BRIEF:
Transcribe all the records exactly and omit any images they hold.

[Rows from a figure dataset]
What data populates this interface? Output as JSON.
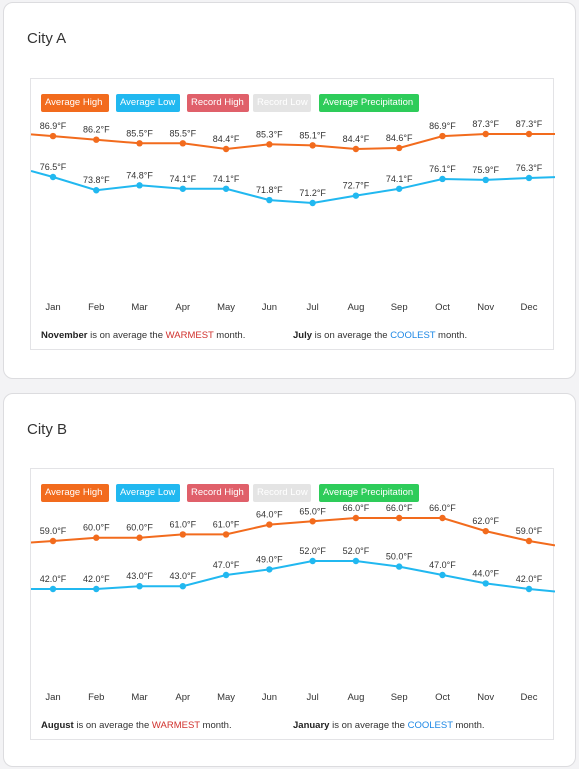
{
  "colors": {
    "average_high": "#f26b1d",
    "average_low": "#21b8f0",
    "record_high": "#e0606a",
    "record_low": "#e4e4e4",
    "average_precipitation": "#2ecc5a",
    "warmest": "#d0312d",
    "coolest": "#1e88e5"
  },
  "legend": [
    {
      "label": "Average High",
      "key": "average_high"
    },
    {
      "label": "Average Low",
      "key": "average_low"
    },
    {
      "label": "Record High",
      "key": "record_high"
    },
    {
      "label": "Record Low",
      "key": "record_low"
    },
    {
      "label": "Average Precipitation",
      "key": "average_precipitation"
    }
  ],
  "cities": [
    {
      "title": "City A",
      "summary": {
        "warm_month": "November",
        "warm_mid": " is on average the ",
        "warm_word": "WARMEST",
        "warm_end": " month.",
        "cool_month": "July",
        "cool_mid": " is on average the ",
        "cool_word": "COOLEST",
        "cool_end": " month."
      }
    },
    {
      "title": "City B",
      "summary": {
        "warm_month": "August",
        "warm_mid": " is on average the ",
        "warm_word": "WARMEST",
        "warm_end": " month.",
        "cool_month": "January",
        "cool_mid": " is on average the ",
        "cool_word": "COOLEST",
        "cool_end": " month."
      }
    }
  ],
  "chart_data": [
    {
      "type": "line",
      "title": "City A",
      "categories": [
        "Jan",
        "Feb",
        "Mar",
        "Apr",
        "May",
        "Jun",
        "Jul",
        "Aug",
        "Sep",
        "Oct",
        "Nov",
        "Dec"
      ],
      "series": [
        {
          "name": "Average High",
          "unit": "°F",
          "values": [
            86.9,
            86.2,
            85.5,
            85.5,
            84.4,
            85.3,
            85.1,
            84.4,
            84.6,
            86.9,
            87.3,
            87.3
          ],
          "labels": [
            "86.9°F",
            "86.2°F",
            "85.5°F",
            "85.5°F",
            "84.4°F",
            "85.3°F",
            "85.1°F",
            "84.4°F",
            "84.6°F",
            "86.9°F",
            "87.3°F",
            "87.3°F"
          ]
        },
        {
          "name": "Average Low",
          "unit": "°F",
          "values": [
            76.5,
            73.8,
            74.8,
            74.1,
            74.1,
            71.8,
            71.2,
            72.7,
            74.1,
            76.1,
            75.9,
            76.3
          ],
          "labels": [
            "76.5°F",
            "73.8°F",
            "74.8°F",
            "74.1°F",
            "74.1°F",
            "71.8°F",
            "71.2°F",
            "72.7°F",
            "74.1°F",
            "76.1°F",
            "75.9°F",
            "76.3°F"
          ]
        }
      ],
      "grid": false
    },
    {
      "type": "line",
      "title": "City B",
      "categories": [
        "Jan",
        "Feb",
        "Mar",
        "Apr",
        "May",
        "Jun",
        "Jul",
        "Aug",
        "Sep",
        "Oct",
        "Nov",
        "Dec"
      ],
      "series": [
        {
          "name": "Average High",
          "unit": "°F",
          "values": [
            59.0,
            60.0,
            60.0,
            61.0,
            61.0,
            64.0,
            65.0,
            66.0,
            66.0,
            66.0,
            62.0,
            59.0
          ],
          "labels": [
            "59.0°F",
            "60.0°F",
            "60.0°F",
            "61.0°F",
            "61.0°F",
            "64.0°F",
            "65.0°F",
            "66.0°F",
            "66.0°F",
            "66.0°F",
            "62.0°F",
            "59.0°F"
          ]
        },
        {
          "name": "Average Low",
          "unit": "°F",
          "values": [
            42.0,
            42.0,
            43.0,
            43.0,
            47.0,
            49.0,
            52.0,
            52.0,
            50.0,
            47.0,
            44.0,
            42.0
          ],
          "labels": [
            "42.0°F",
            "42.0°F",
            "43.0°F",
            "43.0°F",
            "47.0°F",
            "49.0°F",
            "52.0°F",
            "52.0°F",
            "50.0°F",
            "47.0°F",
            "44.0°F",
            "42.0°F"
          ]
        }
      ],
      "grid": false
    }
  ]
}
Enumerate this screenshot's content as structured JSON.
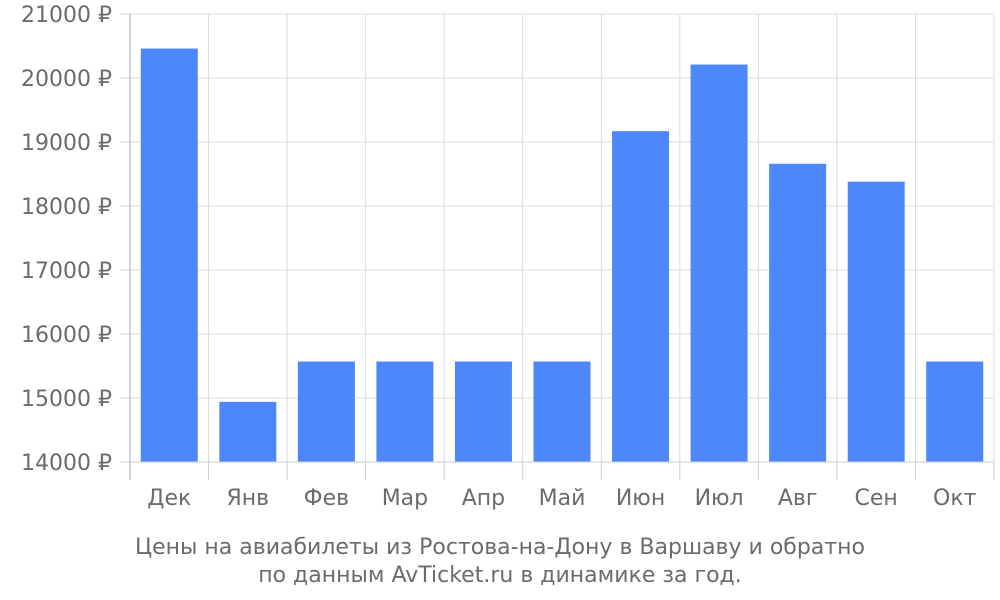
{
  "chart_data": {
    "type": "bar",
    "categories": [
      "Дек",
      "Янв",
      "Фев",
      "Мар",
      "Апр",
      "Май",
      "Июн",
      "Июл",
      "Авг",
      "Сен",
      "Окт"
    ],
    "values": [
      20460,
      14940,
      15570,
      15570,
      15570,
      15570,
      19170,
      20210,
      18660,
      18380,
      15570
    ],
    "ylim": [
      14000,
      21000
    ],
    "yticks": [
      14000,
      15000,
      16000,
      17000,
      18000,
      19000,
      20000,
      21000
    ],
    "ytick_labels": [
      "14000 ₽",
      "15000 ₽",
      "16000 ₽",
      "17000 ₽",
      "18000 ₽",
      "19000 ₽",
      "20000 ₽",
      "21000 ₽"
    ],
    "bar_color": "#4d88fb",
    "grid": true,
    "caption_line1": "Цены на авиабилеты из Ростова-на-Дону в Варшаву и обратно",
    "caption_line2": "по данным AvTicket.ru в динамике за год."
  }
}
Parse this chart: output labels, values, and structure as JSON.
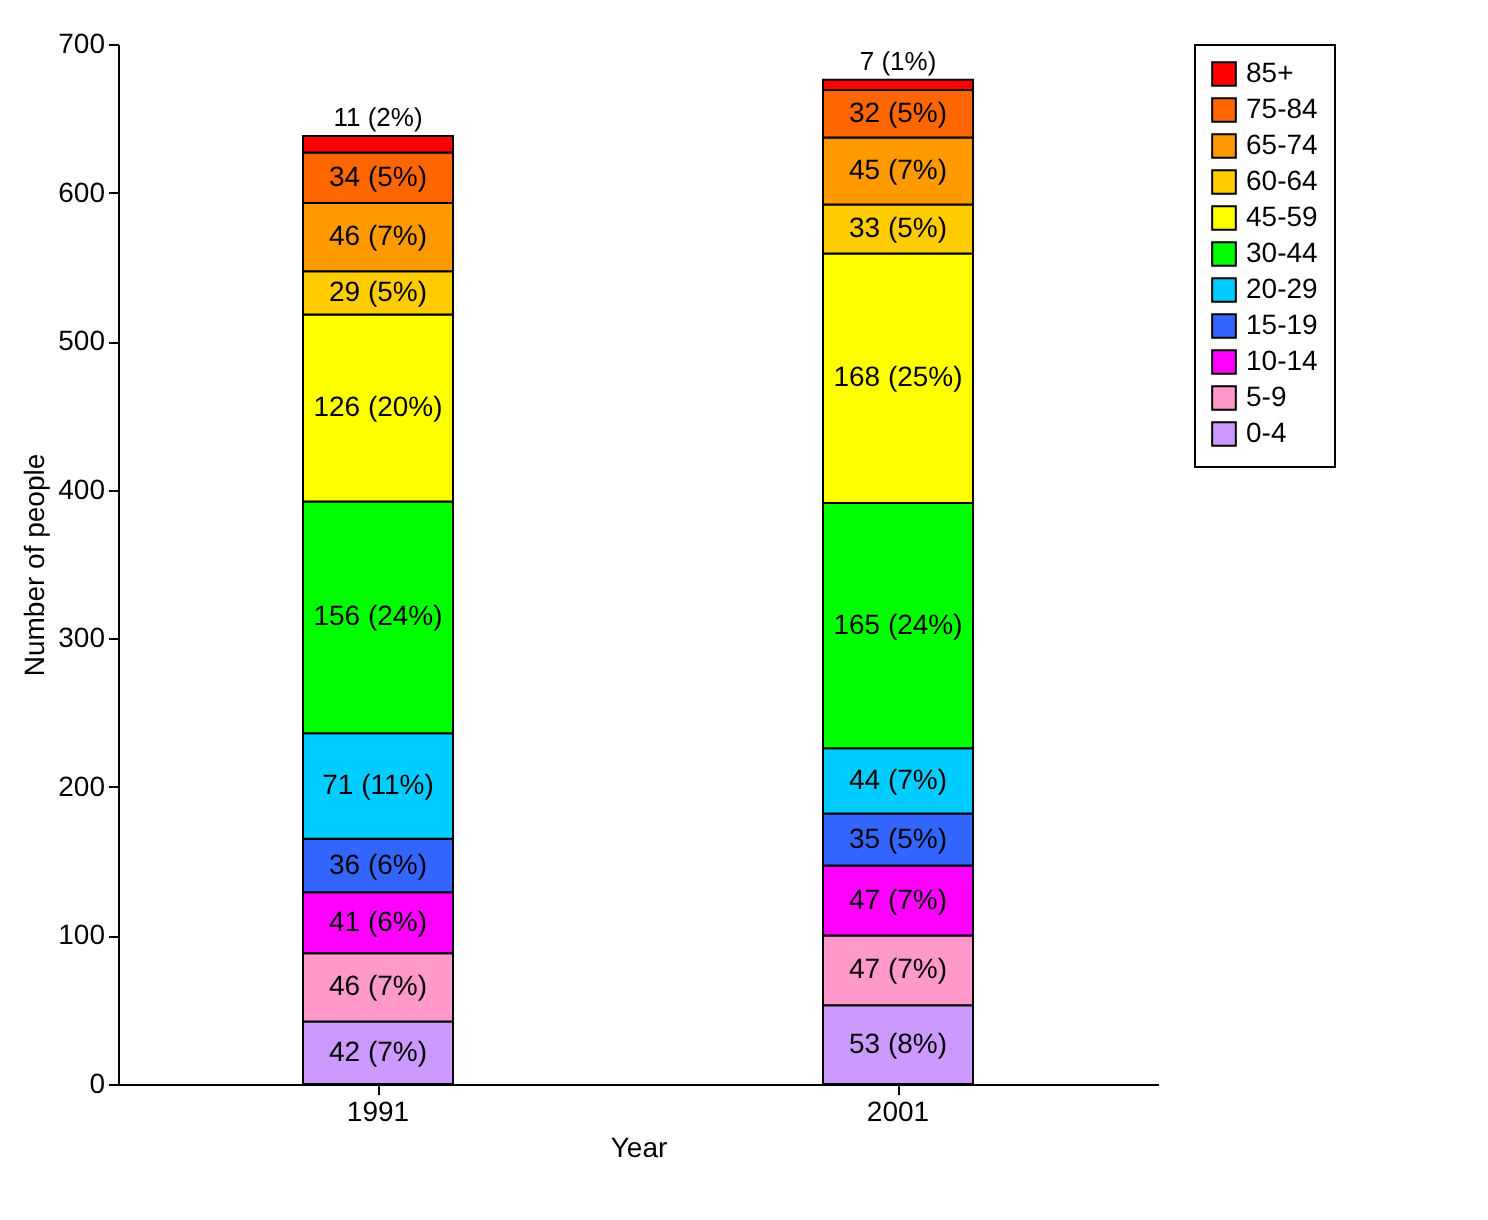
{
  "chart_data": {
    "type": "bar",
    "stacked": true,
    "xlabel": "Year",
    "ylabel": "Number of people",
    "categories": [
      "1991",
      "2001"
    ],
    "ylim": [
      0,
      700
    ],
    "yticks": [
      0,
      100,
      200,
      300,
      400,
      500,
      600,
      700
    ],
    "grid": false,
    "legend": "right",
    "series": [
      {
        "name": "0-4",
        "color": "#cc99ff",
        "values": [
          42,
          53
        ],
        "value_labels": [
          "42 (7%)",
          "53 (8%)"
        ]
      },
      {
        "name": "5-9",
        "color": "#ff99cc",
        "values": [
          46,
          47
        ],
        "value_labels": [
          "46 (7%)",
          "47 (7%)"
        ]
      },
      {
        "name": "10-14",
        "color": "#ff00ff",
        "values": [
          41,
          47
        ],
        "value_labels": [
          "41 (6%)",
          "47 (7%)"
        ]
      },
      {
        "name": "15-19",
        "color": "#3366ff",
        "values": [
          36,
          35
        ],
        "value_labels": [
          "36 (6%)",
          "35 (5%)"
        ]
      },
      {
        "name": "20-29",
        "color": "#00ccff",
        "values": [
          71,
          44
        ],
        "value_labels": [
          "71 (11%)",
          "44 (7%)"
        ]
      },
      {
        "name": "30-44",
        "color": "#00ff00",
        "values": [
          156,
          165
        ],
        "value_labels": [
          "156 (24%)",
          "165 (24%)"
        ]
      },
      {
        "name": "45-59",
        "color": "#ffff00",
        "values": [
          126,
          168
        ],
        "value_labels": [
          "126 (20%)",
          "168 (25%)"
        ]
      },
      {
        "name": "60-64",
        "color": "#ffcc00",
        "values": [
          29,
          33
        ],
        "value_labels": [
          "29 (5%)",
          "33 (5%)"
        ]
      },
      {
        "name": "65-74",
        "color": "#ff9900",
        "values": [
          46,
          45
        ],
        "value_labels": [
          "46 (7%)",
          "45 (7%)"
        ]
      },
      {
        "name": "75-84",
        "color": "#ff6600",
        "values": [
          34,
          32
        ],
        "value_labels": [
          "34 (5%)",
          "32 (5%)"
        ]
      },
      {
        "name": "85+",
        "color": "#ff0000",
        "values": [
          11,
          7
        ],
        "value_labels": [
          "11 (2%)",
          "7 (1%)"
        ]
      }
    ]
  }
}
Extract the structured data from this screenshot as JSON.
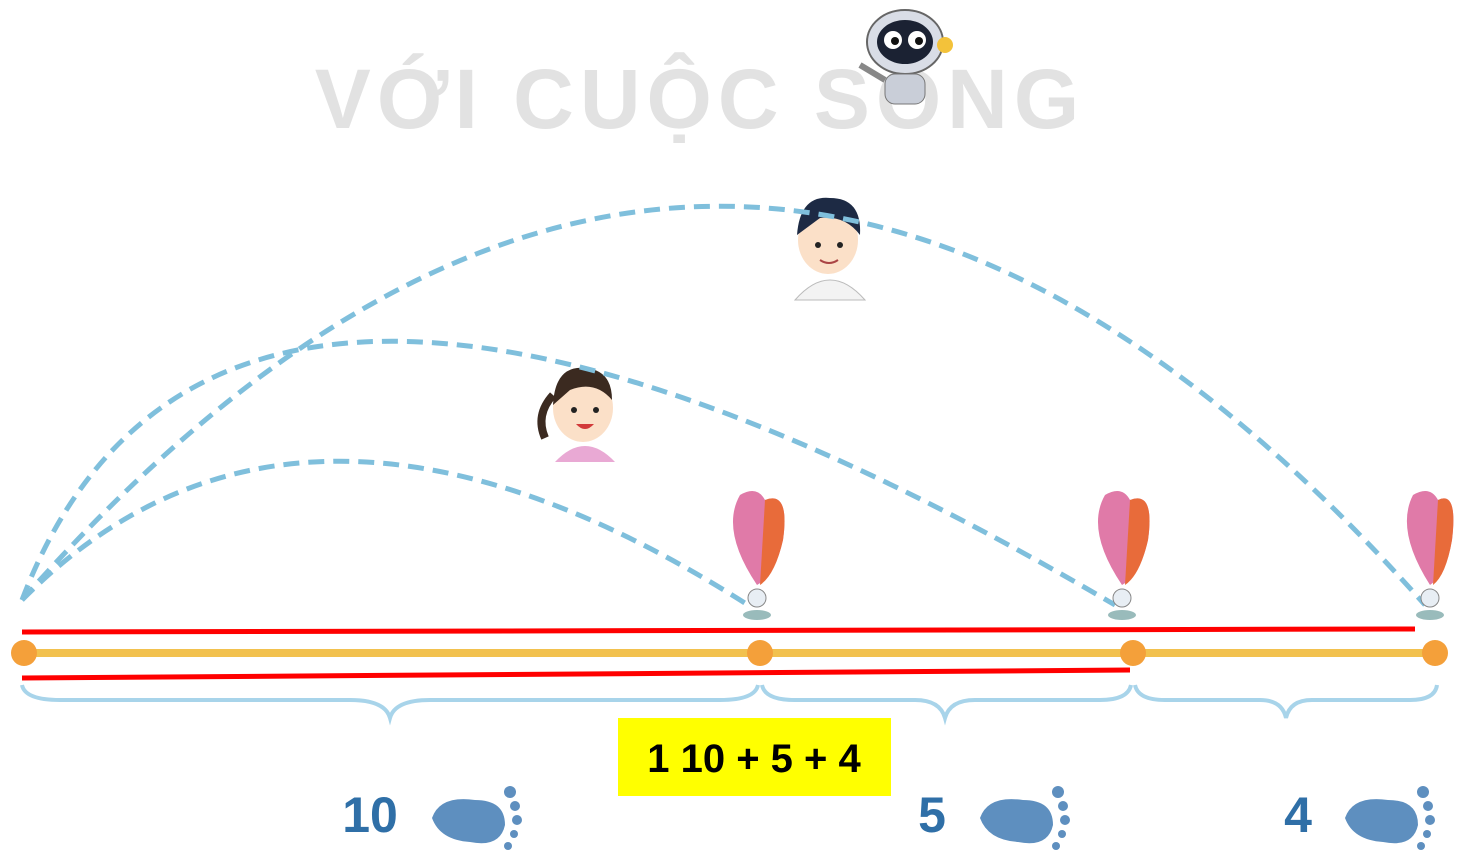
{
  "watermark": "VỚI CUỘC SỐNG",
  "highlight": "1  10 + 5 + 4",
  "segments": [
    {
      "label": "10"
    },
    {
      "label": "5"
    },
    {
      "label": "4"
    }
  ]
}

OUTPUT FOR THIS TASK:
What data populates this interface? Output as JSON.
{
  "colors": {
    "average_high": "#f26b1d",
    "average_low": "#21b8f0",
    "record_high": "#e0606a",
    "record_low": "#e4e4e4",
    "average_precipitation": "#2ecc5a",
    "warmest": "#d0312d",
    "coolest": "#1e88e5"
  },
  "legend": [
    {
      "label": "Average High",
      "key": "average_high"
    },
    {
      "label": "Average Low",
      "key": "average_low"
    },
    {
      "label": "Record High",
      "key": "record_high"
    },
    {
      "label": "Record Low",
      "key": "record_low"
    },
    {
      "label": "Average Precipitation",
      "key": "average_precipitation"
    }
  ],
  "cities": [
    {
      "title": "City A",
      "summary": {
        "warm_month": "November",
        "warm_mid": " is on average the ",
        "warm_word": "WARMEST",
        "warm_end": " month.",
        "cool_month": "July",
        "cool_mid": " is on average the ",
        "cool_word": "COOLEST",
        "cool_end": " month."
      }
    },
    {
      "title": "City B",
      "summary": {
        "warm_month": "August",
        "warm_mid": " is on average the ",
        "warm_word": "WARMEST",
        "warm_end": " month.",
        "cool_month": "January",
        "cool_mid": " is on average the ",
        "cool_word": "COOLEST",
        "cool_end": " month."
      }
    }
  ],
  "chart_data": [
    {
      "type": "line",
      "title": "City A",
      "categories": [
        "Jan",
        "Feb",
        "Mar",
        "Apr",
        "May",
        "Jun",
        "Jul",
        "Aug",
        "Sep",
        "Oct",
        "Nov",
        "Dec"
      ],
      "series": [
        {
          "name": "Average High",
          "unit": "°F",
          "values": [
            86.9,
            86.2,
            85.5,
            85.5,
            84.4,
            85.3,
            85.1,
            84.4,
            84.6,
            86.9,
            87.3,
            87.3
          ],
          "labels": [
            "86.9°F",
            "86.2°F",
            "85.5°F",
            "85.5°F",
            "84.4°F",
            "85.3°F",
            "85.1°F",
            "84.4°F",
            "84.6°F",
            "86.9°F",
            "87.3°F",
            "87.3°F"
          ]
        },
        {
          "name": "Average Low",
          "unit": "°F",
          "values": [
            76.5,
            73.8,
            74.8,
            74.1,
            74.1,
            71.8,
            71.2,
            72.7,
            74.1,
            76.1,
            75.9,
            76.3
          ],
          "labels": [
            "76.5°F",
            "73.8°F",
            "74.8°F",
            "74.1°F",
            "74.1°F",
            "71.8°F",
            "71.2°F",
            "72.7°F",
            "74.1°F",
            "76.1°F",
            "75.9°F",
            "76.3°F"
          ]
        }
      ],
      "grid": false
    },
    {
      "type": "line",
      "title": "City B",
      "categories": [
        "Jan",
        "Feb",
        "Mar",
        "Apr",
        "May",
        "Jun",
        "Jul",
        "Aug",
        "Sep",
        "Oct",
        "Nov",
        "Dec"
      ],
      "series": [
        {
          "name": "Average High",
          "unit": "°F",
          "values": [
            59.0,
            60.0,
            60.0,
            61.0,
            61.0,
            64.0,
            65.0,
            66.0,
            66.0,
            66.0,
            62.0,
            59.0
          ],
          "labels": [
            "59.0°F",
            "60.0°F",
            "60.0°F",
            "61.0°F",
            "61.0°F",
            "64.0°F",
            "65.0°F",
            "66.0°F",
            "66.0°F",
            "66.0°F",
            "62.0°F",
            "59.0°F"
          ]
        },
        {
          "name": "Average Low",
          "unit": "°F",
          "values": [
            42.0,
            42.0,
            43.0,
            43.0,
            47.0,
            49.0,
            52.0,
            52.0,
            50.0,
            47.0,
            44.0,
            42.0
          ],
          "labels": [
            "42.0°F",
            "42.0°F",
            "43.0°F",
            "43.0°F",
            "47.0°F",
            "49.0°F",
            "52.0°F",
            "52.0°F",
            "50.0°F",
            "47.0°F",
            "44.0°F",
            "42.0°F"
          ]
        }
      ],
      "grid": false
    }
  ]
}
Enumerate this screenshot's content as structured JSON.
{
  "chart_data": {
    "type": "bar",
    "categories": [
      "Дек",
      "Янв",
      "Фев",
      "Мар",
      "Апр",
      "Май",
      "Июн",
      "Июл",
      "Авг",
      "Сен",
      "Окт"
    ],
    "values": [
      20460,
      14940,
      15570,
      15570,
      15570,
      15570,
      19170,
      20210,
      18660,
      18380,
      15570
    ],
    "ylim": [
      14000,
      21000
    ],
    "yticks": [
      14000,
      15000,
      16000,
      17000,
      18000,
      19000,
      20000,
      21000
    ],
    "ytick_labels": [
      "14000 ₽",
      "15000 ₽",
      "16000 ₽",
      "17000 ₽",
      "18000 ₽",
      "19000 ₽",
      "20000 ₽",
      "21000 ₽"
    ],
    "bar_color": "#4d88fb",
    "grid": true,
    "caption_line1": "Цены на авиабилеты из Ростова-на-Дону в Варшаву и обратно",
    "caption_line2": "по данным AvTicket.ru в динамике за год."
  }
}
Parse this chart: output labels, values, and structure as JSON.
{
  "chart_data": {
    "type": "bar",
    "stacked": true,
    "xlabel": "Year",
    "ylabel": "Number of people",
    "categories": [
      "1991",
      "2001"
    ],
    "ylim": [
      0,
      700
    ],
    "yticks": [
      0,
      100,
      200,
      300,
      400,
      500,
      600,
      700
    ],
    "grid": false,
    "legend": "right",
    "series": [
      {
        "name": "0-4",
        "color": "#cc99ff",
        "values": [
          42,
          53
        ],
        "value_labels": [
          "42 (7%)",
          "53 (8%)"
        ]
      },
      {
        "name": "5-9",
        "color": "#ff99cc",
        "values": [
          46,
          47
        ],
        "value_labels": [
          "46 (7%)",
          "47 (7%)"
        ]
      },
      {
        "name": "10-14",
        "color": "#ff00ff",
        "values": [
          41,
          47
        ],
        "value_labels": [
          "41 (6%)",
          "47 (7%)"
        ]
      },
      {
        "name": "15-19",
        "color": "#3366ff",
        "values": [
          36,
          35
        ],
        "value_labels": [
          "36 (6%)",
          "35 (5%)"
        ]
      },
      {
        "name": "20-29",
        "color": "#00ccff",
        "values": [
          71,
          44
        ],
        "value_labels": [
          "71 (11%)",
          "44 (7%)"
        ]
      },
      {
        "name": "30-44",
        "color": "#00ff00",
        "values": [
          156,
          165
        ],
        "value_labels": [
          "156 (24%)",
          "165 (24%)"
        ]
      },
      {
        "name": "45-59",
        "color": "#ffff00",
        "values": [
          126,
          168
        ],
        "value_labels": [
          "126 (20%)",
          "168 (25%)"
        ]
      },
      {
        "name": "60-64",
        "color": "#ffcc00",
        "values": [
          29,
          33
        ],
        "value_labels": [
          "29 (5%)",
          "33 (5%)"
        ]
      },
      {
        "name": "65-74",
        "color": "#ff9900",
        "values": [
          46,
          45
        ],
        "value_labels": [
          "46 (7%)",
          "45 (7%)"
        ]
      },
      {
        "name": "75-84",
        "color": "#ff6600",
        "values": [
          34,
          32
        ],
        "value_labels": [
          "34 (5%)",
          "32 (5%)"
        ]
      },
      {
        "name": "85+",
        "color": "#ff0000",
        "values": [
          11,
          7
        ],
        "value_labels": [
          "11 (2%)",
          "7 (1%)"
        ]
      }
    ]
  }
}
Extract the structured data from this screenshot as JSON.
{
  "watermark": "VỚI CUỘC SỐNG",
  "highlight": "1  10 + 5 + 4",
  "segments": [
    {
      "label": "10"
    },
    {
      "label": "5"
    },
    {
      "label": "4"
    }
  ]
}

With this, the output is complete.